### [Records for the exercise]
------------------------------------------------------------
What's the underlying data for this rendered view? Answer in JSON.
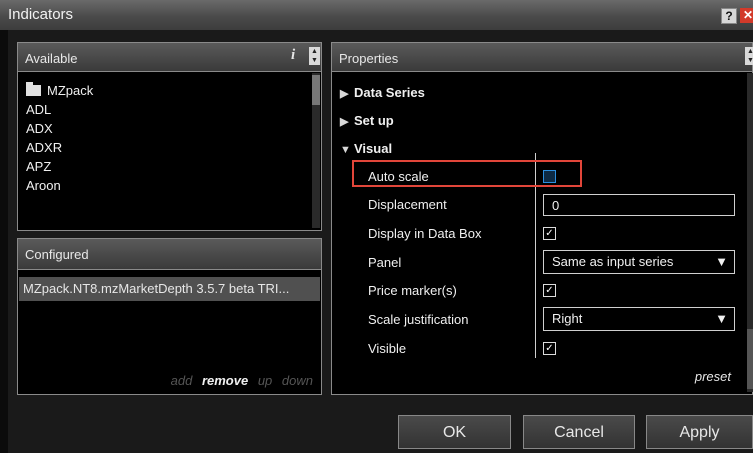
{
  "window": {
    "title": "Indicators",
    "help_label": "?",
    "close_label": "✕"
  },
  "available": {
    "header": "Available",
    "info_label": "i",
    "items": [
      {
        "label": "MZpack",
        "icon": "folder-icon"
      },
      {
        "label": "ADL"
      },
      {
        "label": "ADX"
      },
      {
        "label": "ADXR"
      },
      {
        "label": "APZ"
      },
      {
        "label": "Aroon"
      }
    ]
  },
  "configured": {
    "header": "Configured",
    "items": [
      "MZpack.NT8.mzMarketDepth 3.5.7 beta TRI..."
    ],
    "actions": {
      "add": "add",
      "remove": "remove",
      "up": "up",
      "down": "down"
    }
  },
  "properties": {
    "header": "Properties",
    "sections": {
      "data_series": "Data Series",
      "set_up": "Set up",
      "visual": "Visual"
    },
    "rows": {
      "auto_scale": {
        "label": "Auto scale",
        "checked": false
      },
      "displacement": {
        "label": "Displacement",
        "value": "0"
      },
      "display_in_data_box": {
        "label": "Display in Data Box",
        "checked": true
      },
      "panel": {
        "label": "Panel",
        "value": "Same as input series"
      },
      "price_markers": {
        "label": "Price marker(s)",
        "checked": true
      },
      "scale_justification": {
        "label": "Scale justification",
        "value": "Right"
      },
      "visible": {
        "label": "Visible",
        "checked": true
      }
    },
    "preset_label": "preset"
  },
  "buttons": {
    "ok": "OK",
    "cancel": "Cancel",
    "apply": "Apply"
  },
  "colors": {
    "highlight": "#e2463a",
    "autoscale_checkbox": "#2c8fe0"
  }
}
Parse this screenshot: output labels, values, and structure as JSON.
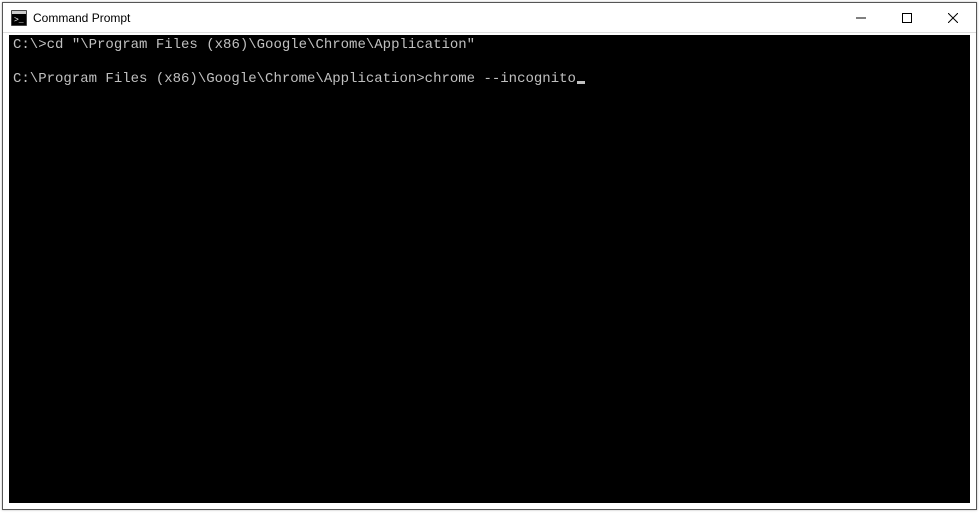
{
  "window": {
    "title": "Command Prompt"
  },
  "terminal": {
    "lines": [
      {
        "prompt": "C:\\>",
        "command": "cd \"\\Program Files (x86)\\Google\\Chrome\\Application\""
      },
      {
        "blank": true
      },
      {
        "prompt": "C:\\Program Files (x86)\\Google\\Chrome\\Application>",
        "command": "chrome --incognito",
        "cursor": true
      }
    ]
  }
}
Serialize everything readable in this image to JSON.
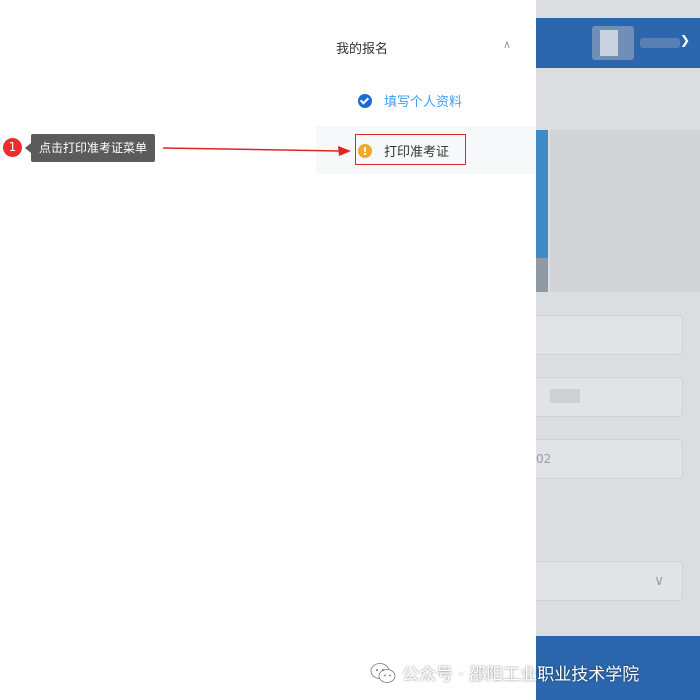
{
  "menu": {
    "title": "我的报名",
    "caret_icon": "chevron-up-icon",
    "items": [
      {
        "label": "填写个人资料",
        "icon": "check-circle-icon",
        "status": "done"
      },
      {
        "label": "打印准考证",
        "icon": "warning-circle-icon",
        "status": "pending"
      }
    ]
  },
  "annotation": {
    "step": "1",
    "text": "点击打印准考证菜单"
  },
  "background": {
    "partial_text": "02"
  },
  "watermark": {
    "text": "公众号 · 邵阳工业职业技术学院",
    "icon": "wechat-icon"
  },
  "colors": {
    "accent_blue": "#409eff",
    "header_blue": "#2c66ad",
    "warning_orange": "#f0a82a",
    "highlight_red": "#e02424"
  }
}
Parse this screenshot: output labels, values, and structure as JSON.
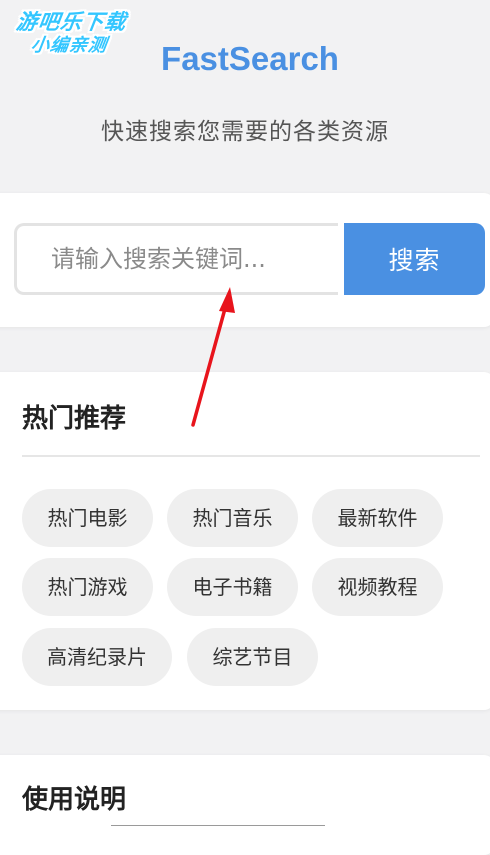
{
  "watermark": {
    "line1": "游吧乐下载",
    "line2": "小编亲测"
  },
  "header": {
    "title": "FastSearch",
    "subtitle": "快速搜索您需要的各类资源"
  },
  "search": {
    "placeholder": "请输入搜索关键词...",
    "value": "",
    "button_label": "搜索"
  },
  "hot": {
    "title": "热门推荐",
    "tags": [
      {
        "label": "热门电影"
      },
      {
        "label": "热门音乐"
      },
      {
        "label": "最新软件"
      },
      {
        "label": "热门游戏"
      },
      {
        "label": "电子书籍"
      },
      {
        "label": "视频教程"
      },
      {
        "label": "高清纪录片"
      },
      {
        "label": "综艺节目"
      }
    ]
  },
  "usage": {
    "title": "使用说明"
  },
  "colors": {
    "accent": "#4a90e2",
    "background": "#f2f2f3",
    "annotation": "#e8141c",
    "watermark": "#33c6ff"
  }
}
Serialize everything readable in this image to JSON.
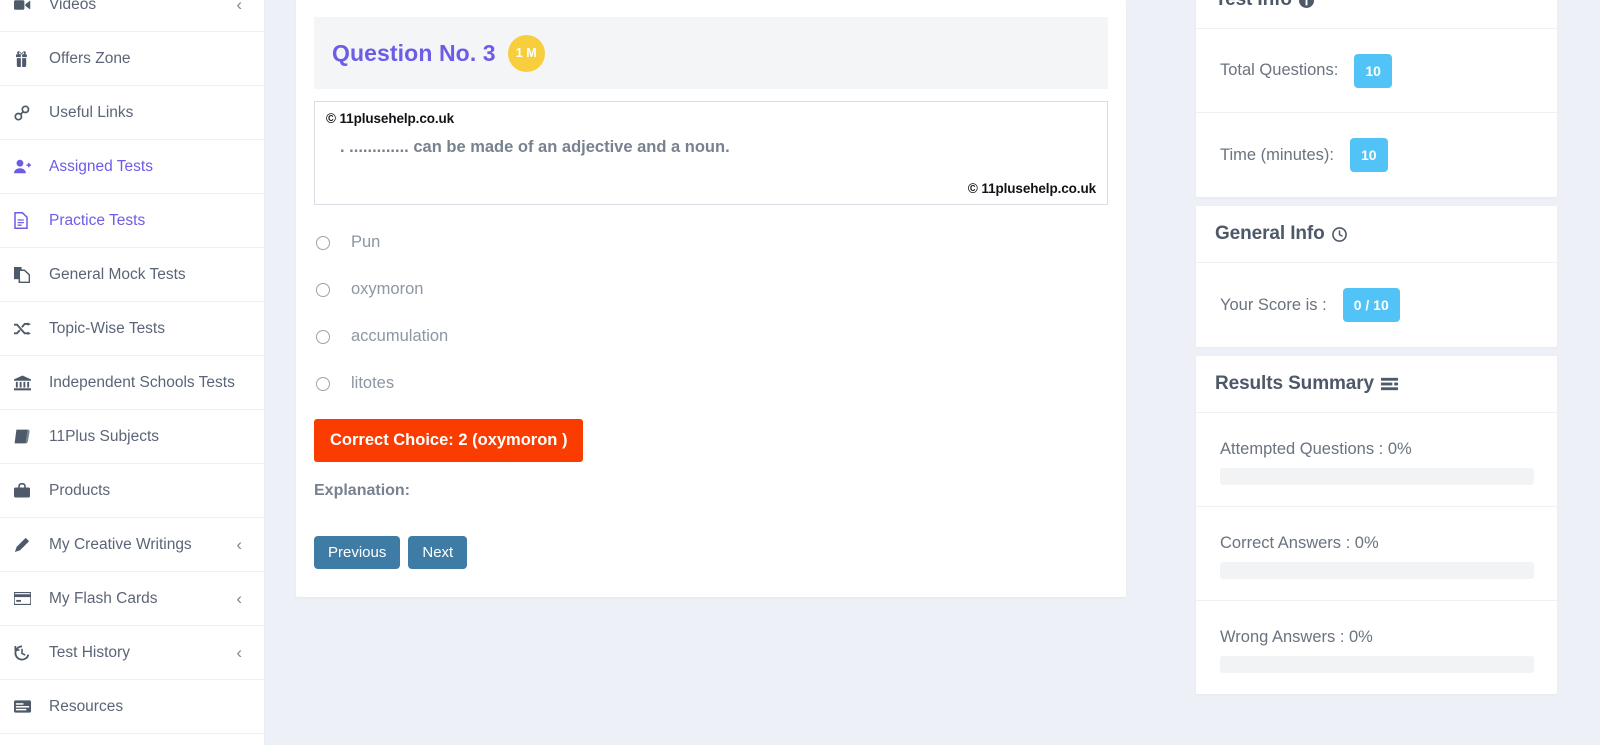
{
  "sidebar": {
    "items": [
      {
        "label": "Videos",
        "icon": "video-camera-icon",
        "chevron": "‹",
        "active": false
      },
      {
        "label": "Offers Zone",
        "icon": "gift-icon",
        "chevron": "",
        "active": false
      },
      {
        "label": "Useful Links",
        "icon": "link-chain-icon",
        "chevron": "",
        "active": false
      },
      {
        "label": "Assigned Tests",
        "icon": "user-plus-icon",
        "chevron": "",
        "active": true
      },
      {
        "label": "Practice Tests",
        "icon": "document-icon",
        "chevron": "",
        "active": true
      },
      {
        "label": "General Mock Tests",
        "icon": "copy-files-icon",
        "chevron": "",
        "active": false
      },
      {
        "label": "Topic-Wise Tests",
        "icon": "shuffle-icon",
        "chevron": "",
        "active": false
      },
      {
        "label": "Independent Schools Tests",
        "icon": "bank-icon",
        "chevron": "",
        "active": false
      },
      {
        "label": "11Plus Subjects",
        "icon": "book-icon",
        "chevron": "",
        "active": false
      },
      {
        "label": "Products",
        "icon": "briefcase-icon",
        "chevron": "",
        "active": false
      },
      {
        "label": "My Creative Writings",
        "icon": "pencil-icon",
        "chevron": "‹",
        "active": false
      },
      {
        "label": "My Flash Cards",
        "icon": "credit-card-icon",
        "chevron": "‹",
        "active": false
      },
      {
        "label": "Test History",
        "icon": "history-clock-icon",
        "chevron": "‹",
        "active": false
      },
      {
        "label": "Resources",
        "icon": "resources-icon",
        "chevron": "",
        "active": false
      }
    ]
  },
  "question": {
    "title": "Question No. 3",
    "marks_badge": "1 M",
    "copyright_top": "© 11plusehelp.co.uk",
    "copyright_bottom": "© 11plusehelp.co.uk",
    "text": ". ............. can be made of an adjective and a noun.",
    "options": [
      {
        "label": "Pun",
        "selected": false
      },
      {
        "label": "oxymoron",
        "selected": false
      },
      {
        "label": "accumulation",
        "selected": false
      },
      {
        "label": "litotes",
        "selected": false
      }
    ],
    "correct_choice_label": "Correct Choice: 2 (oxymoron )",
    "correct_choice_color": "#fa3c00",
    "explanation_label": "Explanation:",
    "explanation_text": "",
    "previous_label": "Previous",
    "next_label": "Next"
  },
  "test_info": {
    "title": "Test Info",
    "icon": "info-circle-icon",
    "rows": [
      {
        "label": "Total Questions:",
        "value": "10"
      },
      {
        "label": "Time (minutes):",
        "value": "10"
      }
    ]
  },
  "general_info": {
    "title": "General Info",
    "icon": "clock-circle-icon",
    "rows": [
      {
        "label": "Your Score is :",
        "value": "0 / 10"
      }
    ]
  },
  "results_summary": {
    "title": "Results Summary",
    "icon": "list-bars-icon",
    "bars": [
      {
        "label": "Attempted Questions : 0%",
        "percent": 0
      },
      {
        "label": "Correct Answers : 0%",
        "percent": 0
      },
      {
        "label": "Wrong Answers : 0%",
        "percent": 0
      }
    ]
  },
  "colors": {
    "accent_purple": "#6c5ce7",
    "badge_yellow": "#f7ce3e",
    "pill_blue": "#52c3f7",
    "correct_red": "#fa3c00",
    "nav_button_blue": "#3f7ca5",
    "page_bg": "#edf1f7"
  }
}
------------------------------------------------------------
### [Short task]
Repeat the material above verbatim. Leave the pictures behind.

### [Written answer]
What's the underlying data for this rendered view? Answer in JSON.
{
  "window": {
    "title": "Indicators",
    "help_label": "?",
    "close_label": "✕"
  },
  "available": {
    "header": "Available",
    "info_label": "i",
    "items": [
      {
        "label": "MZpack",
        "icon": "folder-icon"
      },
      {
        "label": "ADL"
      },
      {
        "label": "ADX"
      },
      {
        "label": "ADXR"
      },
      {
        "label": "APZ"
      },
      {
        "label": "Aroon"
      }
    ]
  },
  "configured": {
    "header": "Configured",
    "items": [
      "MZpack.NT8.mzMarketDepth 3.5.7 beta TRI..."
    ],
    "actions": {
      "add": "add",
      "remove": "remove",
      "up": "up",
      "down": "down"
    }
  },
  "properties": {
    "header": "Properties",
    "sections": {
      "data_series": "Data Series",
      "set_up": "Set up",
      "visual": "Visual"
    },
    "rows": {
      "auto_scale": {
        "label": "Auto scale",
        "checked": false
      },
      "displacement": {
        "label": "Displacement",
        "value": "0"
      },
      "display_in_data_box": {
        "label": "Display in Data Box",
        "checked": true
      },
      "panel": {
        "label": "Panel",
        "value": "Same as input series"
      },
      "price_markers": {
        "label": "Price marker(s)",
        "checked": true
      },
      "scale_justification": {
        "label": "Scale justification",
        "value": "Right"
      },
      "visible": {
        "label": "Visible",
        "checked": true
      }
    },
    "preset_label": "preset"
  },
  "buttons": {
    "ok": "OK",
    "cancel": "Cancel",
    "apply": "Apply"
  },
  "colors": {
    "highlight": "#e2463a",
    "autoscale_checkbox": "#2c8fe0"
  }
}
Parse this screenshot: output labels, values, and structure as JSON.
{
  "window": {
    "title": "Command Prompt"
  },
  "terminal": {
    "lines": [
      {
        "prompt": "C:\\>",
        "command": "cd \"\\Program Files (x86)\\Google\\Chrome\\Application\""
      },
      {
        "blank": true
      },
      {
        "prompt": "C:\\Program Files (x86)\\Google\\Chrome\\Application>",
        "command": "chrome --incognito",
        "cursor": true
      }
    ]
  }
}
Serialize everything readable in this image to JSON.
{
  "menu": {
    "title": "我的报名",
    "caret_icon": "chevron-up-icon",
    "items": [
      {
        "label": "填写个人资料",
        "icon": "check-circle-icon",
        "status": "done"
      },
      {
        "label": "打印准考证",
        "icon": "warning-circle-icon",
        "status": "pending"
      }
    ]
  },
  "annotation": {
    "step": "1",
    "text": "点击打印准考证菜单"
  },
  "background": {
    "partial_text": "02"
  },
  "watermark": {
    "text": "公众号 · 邵阳工业职业技术学院",
    "icon": "wechat-icon"
  },
  "colors": {
    "accent_blue": "#409eff",
    "header_blue": "#2c66ad",
    "warning_orange": "#f0a82a",
    "highlight_red": "#e02424"
  }
}
Parse this screenshot: output labels, values, and structure as JSON.
{
  "watermark": {
    "line1": "游吧乐下载",
    "line2": "小编亲测"
  },
  "header": {
    "title": "FastSearch",
    "subtitle": "快速搜索您需要的各类资源"
  },
  "search": {
    "placeholder": "请输入搜索关键词...",
    "value": "",
    "button_label": "搜索"
  },
  "hot": {
    "title": "热门推荐",
    "tags": [
      {
        "label": "热门电影"
      },
      {
        "label": "热门音乐"
      },
      {
        "label": "最新软件"
      },
      {
        "label": "热门游戏"
      },
      {
        "label": "电子书籍"
      },
      {
        "label": "视频教程"
      },
      {
        "label": "高清纪录片"
      },
      {
        "label": "综艺节目"
      }
    ]
  },
  "usage": {
    "title": "使用说明"
  },
  "colors": {
    "accent": "#4a90e2",
    "background": "#f2f2f3",
    "annotation": "#e8141c",
    "watermark": "#33c6ff"
  }
}
Serialize everything readable in this image to JSON.
{
  "sidebar": {
    "items": [
      {
        "label": "Videos",
        "icon": "video-camera-icon",
        "chevron": "‹",
        "active": false
      },
      {
        "label": "Offers Zone",
        "icon": "gift-icon",
        "chevron": "",
        "active": false
      },
      {
        "label": "Useful Links",
        "icon": "link-chain-icon",
        "chevron": "",
        "active": false
      },
      {
        "label": "Assigned Tests",
        "icon": "user-plus-icon",
        "chevron": "",
        "active": true
      },
      {
        "label": "Practice Tests",
        "icon": "document-icon",
        "chevron": "",
        "active": true
      },
      {
        "label": "General Mock Tests",
        "icon": "copy-files-icon",
        "chevron": "",
        "active": false
      },
      {
        "label": "Topic-Wise Tests",
        "icon": "shuffle-icon",
        "chevron": "",
        "active": false
      },
      {
        "label": "Independent Schools Tests",
        "icon": "bank-icon",
        "chevron": "",
        "active": false
      },
      {
        "label": "11Plus Subjects",
        "icon": "book-icon",
        "chevron": "",
        "active": false
      },
      {
        "label": "Products",
        "icon": "briefcase-icon",
        "chevron": "",
        "active": false
      },
      {
        "label": "My Creative Writings",
        "icon": "pencil-icon",
        "chevron": "‹",
        "active": false
      },
      {
        "label": "My Flash Cards",
        "icon": "credit-card-icon",
        "chevron": "‹",
        "active": false
      },
      {
        "label": "Test History",
        "icon": "history-clock-icon",
        "chevron": "‹",
        "active": false
      },
      {
        "label": "Resources",
        "icon": "resources-icon",
        "chevron": "",
        "active": false
      }
    ]
  },
  "question": {
    "title": "Question No. 3",
    "marks_badge": "1 M",
    "copyright_top": "© 11plusehelp.co.uk",
    "copyright_bottom": "© 11plusehelp.co.uk",
    "text": ". ............. can be made of an adjective and a noun.",
    "options": [
      {
        "label": "Pun",
        "selected": false
      },
      {
        "label": "oxymoron",
        "selected": false
      },
      {
        "label": "accumulation",
        "selected": false
      },
      {
        "label": "litotes",
        "selected": false
      }
    ],
    "correct_choice_label": "Correct Choice: 2 (oxymoron )",
    "correct_choice_color": "#fa3c00",
    "explanation_label": "Explanation:",
    "explanation_text": "",
    "previous_label": "Previous",
    "next_label": "Next"
  },
  "test_info": {
    "title": "Test Info",
    "icon": "info-circle-icon",
    "rows": [
      {
        "label": "Total Questions:",
        "value": "10"
      },
      {
        "label": "Time (minutes):",
        "value": "10"
      }
    ]
  },
  "general_info": {
    "title": "General Info",
    "icon": "clock-circle-icon",
    "rows": [
      {
        "label": "Your Score is :",
        "value": "0 / 10"
      }
    ]
  },
  "results_summary": {
    "title": "Results Summary",
    "icon": "list-bars-icon",
    "bars": [
      {
        "label": "Attempted Questions : 0%",
        "percent": 0
      },
      {
        "label": "Correct Answers : 0%",
        "percent": 0
      },
      {
        "label": "Wrong Answers : 0%",
        "percent": 0
      }
    ]
  },
  "colors": {
    "accent_purple": "#6c5ce7",
    "badge_yellow": "#f7ce3e",
    "pill_blue": "#52c3f7",
    "correct_red": "#fa3c00",
    "nav_button_blue": "#3f7ca5",
    "page_bg": "#edf1f7"
  }
}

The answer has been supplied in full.